▸ **What to produce**
Every record here should be printed again exactly.

--- Start of Task inputs ---

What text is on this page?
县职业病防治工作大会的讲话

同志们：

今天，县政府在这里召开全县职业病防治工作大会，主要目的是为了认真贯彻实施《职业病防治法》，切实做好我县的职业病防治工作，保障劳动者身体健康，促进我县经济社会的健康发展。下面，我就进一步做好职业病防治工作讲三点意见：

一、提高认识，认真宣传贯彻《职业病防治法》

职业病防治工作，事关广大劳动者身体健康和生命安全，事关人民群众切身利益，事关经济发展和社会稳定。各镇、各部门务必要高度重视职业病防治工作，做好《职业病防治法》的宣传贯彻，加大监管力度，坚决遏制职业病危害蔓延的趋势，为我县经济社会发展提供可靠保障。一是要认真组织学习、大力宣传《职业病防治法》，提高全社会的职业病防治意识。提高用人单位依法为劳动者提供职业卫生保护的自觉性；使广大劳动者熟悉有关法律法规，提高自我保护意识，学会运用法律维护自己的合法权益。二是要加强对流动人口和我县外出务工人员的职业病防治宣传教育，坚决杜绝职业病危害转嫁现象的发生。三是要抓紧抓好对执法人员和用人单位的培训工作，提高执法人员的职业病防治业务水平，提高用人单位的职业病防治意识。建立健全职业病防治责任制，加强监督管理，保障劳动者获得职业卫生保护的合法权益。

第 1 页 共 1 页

--- End of Task inputs ---

▸ **The answer**
What text is on this page?
县职业病防治工作大会的讲话

同志们：

今天，县政府在这里召开全县职业病防治工作大会，主要目的是为了认真贯彻实施《职业病防治法》，切实做好我县的职业病防治工作，保障劳动者身体健康，促进我县经济社会的健康发展。下面，我就进一步做好职业病防治工作讲三点意见：

一、提高认识，认真宣传贯彻《职业病防治法》

职业病防治工作，事关广大劳动者身体健康和生命安全，事关人民群众切身利益，事关经济发展和社会稳定。各镇、各部门务必要高度重视职业病防治工作，做好《职业病防治法》的宣传贯彻，加大监管力度，坚决遏制职业病危害蔓延的趋势，为我县经济社会发展提供可靠保障。一是要认真组织学习、大力宣传《职业病防治法》，提高全社会的职业病防治意识。提高用人单位依法为劳动者提供职业卫生保护的自觉性；使广大劳动者熟悉有关法律法规，提高自我保护意识，学会运用法律维护自己的合法权益。二是要加强对流动人口和我县外出务工人员的职业病防治宣传教育，坚决杜绝职业病危害转嫁现象的发生。三是要抓紧抓好对执法人员和用人单位的培训工作，提高执法人员的职业病防治业务水平，提高用人单位的职业病防治意识。建立健全职业病防治责任制，加强监督管理，保障劳动者获得职业卫生保护的合法权益。

第 1 页 共 1 页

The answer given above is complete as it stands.